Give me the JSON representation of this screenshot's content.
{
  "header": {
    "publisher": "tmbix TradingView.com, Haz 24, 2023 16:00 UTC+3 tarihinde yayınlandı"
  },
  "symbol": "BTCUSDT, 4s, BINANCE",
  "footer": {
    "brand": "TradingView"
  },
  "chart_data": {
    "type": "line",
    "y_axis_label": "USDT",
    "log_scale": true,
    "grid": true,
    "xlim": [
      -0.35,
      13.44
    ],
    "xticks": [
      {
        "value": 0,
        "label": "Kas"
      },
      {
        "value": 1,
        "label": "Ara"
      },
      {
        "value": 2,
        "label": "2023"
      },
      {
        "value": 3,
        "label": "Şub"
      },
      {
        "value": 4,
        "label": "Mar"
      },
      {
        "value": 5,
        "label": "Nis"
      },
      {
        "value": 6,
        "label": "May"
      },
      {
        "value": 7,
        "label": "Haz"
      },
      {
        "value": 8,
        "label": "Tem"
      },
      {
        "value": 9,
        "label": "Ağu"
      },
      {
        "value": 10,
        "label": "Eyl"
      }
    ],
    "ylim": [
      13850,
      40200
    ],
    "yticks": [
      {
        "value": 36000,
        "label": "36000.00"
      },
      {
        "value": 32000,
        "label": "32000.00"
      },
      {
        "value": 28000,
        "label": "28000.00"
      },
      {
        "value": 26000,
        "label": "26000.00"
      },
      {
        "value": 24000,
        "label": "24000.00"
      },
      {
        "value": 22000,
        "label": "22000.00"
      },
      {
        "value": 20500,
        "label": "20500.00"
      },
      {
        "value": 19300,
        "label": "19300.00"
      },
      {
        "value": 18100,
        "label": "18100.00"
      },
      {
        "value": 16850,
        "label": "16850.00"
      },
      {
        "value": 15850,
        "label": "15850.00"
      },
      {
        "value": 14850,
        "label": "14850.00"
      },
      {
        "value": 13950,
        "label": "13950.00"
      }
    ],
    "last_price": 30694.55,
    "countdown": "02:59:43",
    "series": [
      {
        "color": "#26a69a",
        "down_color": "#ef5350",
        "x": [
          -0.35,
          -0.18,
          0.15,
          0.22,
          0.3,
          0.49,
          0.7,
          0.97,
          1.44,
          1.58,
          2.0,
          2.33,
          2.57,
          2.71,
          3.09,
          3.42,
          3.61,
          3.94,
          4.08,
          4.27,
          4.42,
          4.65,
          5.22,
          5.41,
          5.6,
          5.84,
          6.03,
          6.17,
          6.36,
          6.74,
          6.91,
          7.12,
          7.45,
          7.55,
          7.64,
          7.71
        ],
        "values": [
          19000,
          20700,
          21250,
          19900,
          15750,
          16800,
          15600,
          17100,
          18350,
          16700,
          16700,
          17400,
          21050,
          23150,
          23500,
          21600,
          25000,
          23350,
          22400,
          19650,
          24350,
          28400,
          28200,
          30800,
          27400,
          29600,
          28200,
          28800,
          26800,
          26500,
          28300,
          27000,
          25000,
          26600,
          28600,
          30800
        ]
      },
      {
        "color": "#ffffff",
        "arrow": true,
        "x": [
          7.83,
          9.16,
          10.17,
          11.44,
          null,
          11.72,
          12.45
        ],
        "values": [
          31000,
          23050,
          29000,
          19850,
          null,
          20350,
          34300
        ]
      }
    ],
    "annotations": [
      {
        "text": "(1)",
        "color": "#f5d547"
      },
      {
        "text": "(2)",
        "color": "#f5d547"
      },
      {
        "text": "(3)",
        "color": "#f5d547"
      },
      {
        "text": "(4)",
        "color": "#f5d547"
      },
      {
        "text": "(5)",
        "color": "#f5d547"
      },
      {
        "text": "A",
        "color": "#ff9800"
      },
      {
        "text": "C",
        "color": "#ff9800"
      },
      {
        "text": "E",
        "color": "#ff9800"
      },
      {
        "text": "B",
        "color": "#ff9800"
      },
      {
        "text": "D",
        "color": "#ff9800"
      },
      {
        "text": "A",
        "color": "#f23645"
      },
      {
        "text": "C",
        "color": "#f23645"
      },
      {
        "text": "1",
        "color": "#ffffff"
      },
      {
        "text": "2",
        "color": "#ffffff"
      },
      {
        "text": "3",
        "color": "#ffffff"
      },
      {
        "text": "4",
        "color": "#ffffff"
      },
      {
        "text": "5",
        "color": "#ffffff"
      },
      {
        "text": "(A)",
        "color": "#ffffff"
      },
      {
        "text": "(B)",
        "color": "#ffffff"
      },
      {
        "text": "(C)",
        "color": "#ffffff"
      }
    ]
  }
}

Problem
Output the full listing exactly as it stands.

Finished task
Give me the JSON representation of this screenshot's content.
{
  "header": {
    "publisher": "tmbix TradingView.com, Haz 24, 2023 16:00 UTC+3 tarihinde yayınlandı"
  },
  "symbol": "BTCUSDT, 4s, BINANCE",
  "footer": {
    "brand": "TradingView"
  },
  "chart_data": {
    "type": "line",
    "y_axis_label": "USDT",
    "log_scale": true,
    "grid": true,
    "xlim": [
      -0.35,
      13.44
    ],
    "xticks": [
      {
        "value": 0,
        "label": "Kas"
      },
      {
        "value": 1,
        "label": "Ara"
      },
      {
        "value": 2,
        "label": "2023"
      },
      {
        "value": 3,
        "label": "Şub"
      },
      {
        "value": 4,
        "label": "Mar"
      },
      {
        "value": 5,
        "label": "Nis"
      },
      {
        "value": 6,
        "label": "May"
      },
      {
        "value": 7,
        "label": "Haz"
      },
      {
        "value": 8,
        "label": "Tem"
      },
      {
        "value": 9,
        "label": "Ağu"
      },
      {
        "value": 10,
        "label": "Eyl"
      }
    ],
    "ylim": [
      13850,
      40200
    ],
    "yticks": [
      {
        "value": 36000,
        "label": "36000.00"
      },
      {
        "value": 32000,
        "label": "32000.00"
      },
      {
        "value": 28000,
        "label": "28000.00"
      },
      {
        "value": 26000,
        "label": "26000.00"
      },
      {
        "value": 24000,
        "label": "24000.00"
      },
      {
        "value": 22000,
        "label": "22000.00"
      },
      {
        "value": 20500,
        "label": "20500.00"
      },
      {
        "value": 19300,
        "label": "19300.00"
      },
      {
        "value": 18100,
        "label": "18100.00"
      },
      {
        "value": 16850,
        "label": "16850.00"
      },
      {
        "value": 15850,
        "label": "15850.00"
      },
      {
        "value": 14850,
        "label": "14850.00"
      },
      {
        "value": 13950,
        "label": "13950.00"
      }
    ],
    "last_price": 30694.55,
    "countdown": "02:59:43",
    "series": [
      {
        "color": "#26a69a",
        "down_color": "#ef5350",
        "x": [
          -0.35,
          -0.18,
          0.15,
          0.22,
          0.3,
          0.49,
          0.7,
          0.97,
          1.44,
          1.58,
          2.0,
          2.33,
          2.57,
          2.71,
          3.09,
          3.42,
          3.61,
          3.94,
          4.08,
          4.27,
          4.42,
          4.65,
          5.22,
          5.41,
          5.6,
          5.84,
          6.03,
          6.17,
          6.36,
          6.74,
          6.91,
          7.12,
          7.45,
          7.55,
          7.64,
          7.71
        ],
        "values": [
          19000,
          20700,
          21250,
          19900,
          15750,
          16800,
          15600,
          17100,
          18350,
          16700,
          16700,
          17400,
          21050,
          23150,
          23500,
          21600,
          25000,
          23350,
          22400,
          19650,
          24350,
          28400,
          28200,
          30800,
          27400,
          29600,
          28200,
          28800,
          26800,
          26500,
          28300,
          27000,
          25000,
          26600,
          28600,
          30800
        ]
      },
      {
        "color": "#ffffff",
        "arrow": true,
        "x": [
          7.83,
          9.16,
          10.17,
          11.44,
          null,
          11.72,
          12.45
        ],
        "values": [
          31000,
          23050,
          29000,
          19850,
          null,
          20350,
          34300
        ]
      }
    ],
    "annotations": [
      {
        "text": "(1)",
        "color": "#f5d547"
      },
      {
        "text": "(2)",
        "color": "#f5d547"
      },
      {
        "text": "(3)",
        "color": "#f5d547"
      },
      {
        "text": "(4)",
        "color": "#f5d547"
      },
      {
        "text": "(5)",
        "color": "#f5d547"
      },
      {
        "text": "A",
        "color": "#ff9800"
      },
      {
        "text": "C",
        "color": "#ff9800"
      },
      {
        "text": "E",
        "color": "#ff9800"
      },
      {
        "text": "B",
        "color": "#ff9800"
      },
      {
        "text": "D",
        "color": "#ff9800"
      },
      {
        "text": "A",
        "color": "#f23645"
      },
      {
        "text": "C",
        "color": "#f23645"
      },
      {
        "text": "1",
        "color": "#ffffff"
      },
      {
        "text": "2",
        "color": "#ffffff"
      },
      {
        "text": "3",
        "color": "#ffffff"
      },
      {
        "text": "4",
        "color": "#ffffff"
      },
      {
        "text": "5",
        "color": "#ffffff"
      },
      {
        "text": "(A)",
        "color": "#ffffff"
      },
      {
        "text": "(B)",
        "color": "#ffffff"
      },
      {
        "text": "(C)",
        "color": "#ffffff"
      }
    ]
  }
}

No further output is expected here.